* Instruction
Copy out all of the material exactly.

* Given records
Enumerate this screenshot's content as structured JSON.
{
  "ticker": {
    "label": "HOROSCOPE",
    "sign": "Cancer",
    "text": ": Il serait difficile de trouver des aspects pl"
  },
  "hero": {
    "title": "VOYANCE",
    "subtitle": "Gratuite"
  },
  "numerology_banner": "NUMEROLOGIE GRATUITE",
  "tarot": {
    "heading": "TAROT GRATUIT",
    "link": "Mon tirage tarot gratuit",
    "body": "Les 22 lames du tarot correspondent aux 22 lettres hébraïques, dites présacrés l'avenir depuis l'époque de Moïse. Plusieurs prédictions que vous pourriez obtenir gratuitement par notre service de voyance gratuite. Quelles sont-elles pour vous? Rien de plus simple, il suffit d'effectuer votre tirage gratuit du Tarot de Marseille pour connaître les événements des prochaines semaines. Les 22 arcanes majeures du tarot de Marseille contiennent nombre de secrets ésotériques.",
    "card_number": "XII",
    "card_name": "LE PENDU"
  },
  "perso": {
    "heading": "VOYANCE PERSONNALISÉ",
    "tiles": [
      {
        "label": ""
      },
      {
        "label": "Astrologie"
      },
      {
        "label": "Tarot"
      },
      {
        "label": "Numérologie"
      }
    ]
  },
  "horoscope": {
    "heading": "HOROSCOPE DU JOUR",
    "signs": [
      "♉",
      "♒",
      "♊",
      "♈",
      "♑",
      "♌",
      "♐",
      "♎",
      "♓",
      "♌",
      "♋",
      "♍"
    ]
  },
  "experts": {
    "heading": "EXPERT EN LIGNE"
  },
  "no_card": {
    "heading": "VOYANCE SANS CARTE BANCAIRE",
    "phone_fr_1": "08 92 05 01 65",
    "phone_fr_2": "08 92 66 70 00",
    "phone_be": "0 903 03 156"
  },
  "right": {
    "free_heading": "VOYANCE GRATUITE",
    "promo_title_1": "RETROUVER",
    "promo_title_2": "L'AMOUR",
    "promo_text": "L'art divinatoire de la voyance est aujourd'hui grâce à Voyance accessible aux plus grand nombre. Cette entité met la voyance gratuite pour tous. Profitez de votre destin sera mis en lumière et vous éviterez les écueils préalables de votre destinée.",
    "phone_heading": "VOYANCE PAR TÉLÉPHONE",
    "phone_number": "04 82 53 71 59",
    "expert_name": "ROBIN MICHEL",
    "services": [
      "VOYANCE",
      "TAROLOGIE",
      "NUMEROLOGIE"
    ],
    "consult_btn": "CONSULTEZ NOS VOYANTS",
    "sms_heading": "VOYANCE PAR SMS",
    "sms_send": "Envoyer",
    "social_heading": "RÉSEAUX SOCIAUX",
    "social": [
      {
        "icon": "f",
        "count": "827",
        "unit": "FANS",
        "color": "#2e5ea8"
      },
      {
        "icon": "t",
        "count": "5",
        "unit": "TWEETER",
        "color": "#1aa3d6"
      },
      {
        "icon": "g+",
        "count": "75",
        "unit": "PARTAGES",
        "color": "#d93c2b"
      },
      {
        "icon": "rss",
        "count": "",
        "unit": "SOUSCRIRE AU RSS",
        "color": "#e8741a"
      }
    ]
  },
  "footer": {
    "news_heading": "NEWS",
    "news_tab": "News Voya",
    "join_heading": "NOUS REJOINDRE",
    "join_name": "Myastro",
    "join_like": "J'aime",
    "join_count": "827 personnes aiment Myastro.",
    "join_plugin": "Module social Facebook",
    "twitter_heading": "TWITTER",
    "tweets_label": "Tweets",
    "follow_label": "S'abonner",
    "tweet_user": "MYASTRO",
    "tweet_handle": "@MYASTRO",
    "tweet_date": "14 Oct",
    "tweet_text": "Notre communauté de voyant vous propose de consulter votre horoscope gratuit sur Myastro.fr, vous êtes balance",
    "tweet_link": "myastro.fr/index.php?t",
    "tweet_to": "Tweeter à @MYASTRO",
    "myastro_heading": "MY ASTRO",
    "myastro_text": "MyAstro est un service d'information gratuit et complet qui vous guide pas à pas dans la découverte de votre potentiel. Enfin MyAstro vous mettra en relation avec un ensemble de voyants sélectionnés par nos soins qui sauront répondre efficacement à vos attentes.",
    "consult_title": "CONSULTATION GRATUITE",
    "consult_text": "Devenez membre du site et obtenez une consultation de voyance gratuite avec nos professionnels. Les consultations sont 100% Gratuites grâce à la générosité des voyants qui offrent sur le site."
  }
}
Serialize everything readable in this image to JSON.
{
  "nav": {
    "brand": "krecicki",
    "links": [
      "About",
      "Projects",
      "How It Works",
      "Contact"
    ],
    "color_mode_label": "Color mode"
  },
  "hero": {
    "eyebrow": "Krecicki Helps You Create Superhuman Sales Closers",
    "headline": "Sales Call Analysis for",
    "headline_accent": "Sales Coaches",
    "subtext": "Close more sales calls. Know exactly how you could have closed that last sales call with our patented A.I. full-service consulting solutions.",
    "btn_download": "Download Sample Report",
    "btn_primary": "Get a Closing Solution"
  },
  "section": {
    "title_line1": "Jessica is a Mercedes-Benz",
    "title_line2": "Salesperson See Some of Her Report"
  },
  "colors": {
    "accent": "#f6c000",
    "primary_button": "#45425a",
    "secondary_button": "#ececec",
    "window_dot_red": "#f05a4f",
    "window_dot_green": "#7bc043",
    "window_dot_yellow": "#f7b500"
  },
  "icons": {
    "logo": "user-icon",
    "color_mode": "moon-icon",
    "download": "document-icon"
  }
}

* Solution
Enumerate this screenshot's content as structured JSON.
{
  "ticker": {
    "label": "HOROSCOPE",
    "sign": "Cancer",
    "text": ": Il serait difficile de trouver des aspects pl"
  },
  "hero": {
    "title": "VOYANCE",
    "subtitle": "Gratuite"
  },
  "numerology_banner": "NUMEROLOGIE GRATUITE",
  "tarot": {
    "heading": "TAROT GRATUIT",
    "link": "Mon tirage tarot gratuit",
    "body": "Les 22 lames du tarot correspondent aux 22 lettres hébraïques, dites présacrés l'avenir depuis l'époque de Moïse. Plusieurs prédictions que vous pourriez obtenir gratuitement par notre service de voyance gratuite. Quelles sont-elles pour vous? Rien de plus simple, il suffit d'effectuer votre tirage gratuit du Tarot de Marseille pour connaître les événements des prochaines semaines. Les 22 arcanes majeures du tarot de Marseille contiennent nombre de secrets ésotériques.",
    "card_number": "XII",
    "card_name": "LE PENDU"
  },
  "perso": {
    "heading": "VOYANCE PERSONNALISÉ",
    "tiles": [
      {
        "label": ""
      },
      {
        "label": "Astrologie"
      },
      {
        "label": "Tarot"
      },
      {
        "label": "Numérologie"
      }
    ]
  },
  "horoscope": {
    "heading": "HOROSCOPE DU JOUR",
    "signs": [
      "♉",
      "♒",
      "♊",
      "♈",
      "♑",
      "♌",
      "♐",
      "♎",
      "♓",
      "♌",
      "♋",
      "♍"
    ]
  },
  "experts": {
    "heading": "EXPERT EN LIGNE"
  },
  "no_card": {
    "heading": "VOYANCE SANS CARTE BANCAIRE",
    "phone_fr_1": "08 92 05 01 65",
    "phone_fr_2": "08 92 66 70 00",
    "phone_be": "0 903 03 156"
  },
  "right": {
    "free_heading": "VOYANCE GRATUITE",
    "promo_title_1": "RETROUVER",
    "promo_title_2": "L'AMOUR",
    "promo_text": "L'art divinatoire de la voyance est aujourd'hui grâce à Voyance accessible aux plus grand nombre. Cette entité met la voyance gratuite pour tous. Profitez de votre destin sera mis en lumière et vous éviterez les écueils préalables de votre destinée.",
    "phone_heading": "VOYANCE PAR TÉLÉPHONE",
    "phone_number": "04 82 53 71 59",
    "expert_name": "ROBIN MICHEL",
    "services": [
      "VOYANCE",
      "TAROLOGIE",
      "NUMEROLOGIE"
    ],
    "consult_btn": "CONSULTEZ NOS VOYANTS",
    "sms_heading": "VOYANCE PAR SMS",
    "sms_send": "Envoyer",
    "social_heading": "RÉSEAUX SOCIAUX",
    "social": [
      {
        "icon": "f",
        "count": "827",
        "unit": "FANS",
        "color": "#2e5ea8"
      },
      {
        "icon": "t",
        "count": "5",
        "unit": "TWEETER",
        "color": "#1aa3d6"
      },
      {
        "icon": "g+",
        "count": "75",
        "unit": "PARTAGES",
        "color": "#d93c2b"
      },
      {
        "icon": "rss",
        "count": "",
        "unit": "SOUSCRIRE AU RSS",
        "color": "#e8741a"
      }
    ]
  },
  "footer": {
    "news_heading": "NEWS",
    "news_tab": "News Voya",
    "join_heading": "NOUS REJOINDRE",
    "join_name": "Myastro",
    "join_like": "J'aime",
    "join_count": "827 personnes aiment Myastro.",
    "join_plugin": "Module social Facebook",
    "twitter_heading": "TWITTER",
    "tweets_label": "Tweets",
    "follow_label": "S'abonner",
    "tweet_user": "MYASTRO",
    "tweet_handle": "@MYASTRO",
    "tweet_date": "14 Oct",
    "tweet_text": "Notre communauté de voyant vous propose de consulter votre horoscope gratuit sur Myastro.fr, vous êtes balance",
    "tweet_link": "myastro.fr/index.php?t",
    "tweet_to": "Tweeter à @MYASTRO",
    "myastro_heading": "MY ASTRO",
    "myastro_text": "MyAstro est un service d'information gratuit et complet qui vous guide pas à pas dans la découverte de votre potentiel. Enfin MyAstro vous mettra en relation avec un ensemble de voyants sélectionnés par nos soins qui sauront répondre efficacement à vos attentes.",
    "consult_title": "CONSULTATION GRATUITE",
    "consult_text": "Devenez membre du site et obtenez une consultation de voyance gratuite avec nos professionnels. Les consultations sont 100% Gratuites grâce à la générosité des voyants qui offrent sur le site."
  }
}
Serialize everything readable in this image to JSON.
{
  "nav": {
    "brand": "krecicki",
    "links": [
      "About",
      "Projects",
      "How It Works",
      "Contact"
    ],
    "color_mode_label": "Color mode"
  },
  "hero": {
    "eyebrow": "Krecicki Helps You Create Superhuman Sales Closers",
    "headline": "Sales Call Analysis for",
    "headline_accent": "Sales Coaches",
    "subtext": "Close more sales calls. Know exactly how you could have closed that last sales call with our patented A.I. full-service consulting solutions.",
    "btn_download": "Download Sample Report",
    "btn_primary": "Get a Closing Solution"
  },
  "section": {
    "title_line1": "Jessica is a Mercedes-Benz",
    "title_line2": "Salesperson See Some of Her Report"
  },
  "colors": {
    "accent": "#f6c000",
    "primary_button": "#45425a",
    "secondary_button": "#ececec",
    "window_dot_red": "#f05a4f",
    "window_dot_green": "#7bc043",
    "window_dot_yellow": "#f7b500"
  },
  "icons": {
    "logo": "user-icon",
    "color_mode": "moon-icon",
    "download": "document-icon"
  }
}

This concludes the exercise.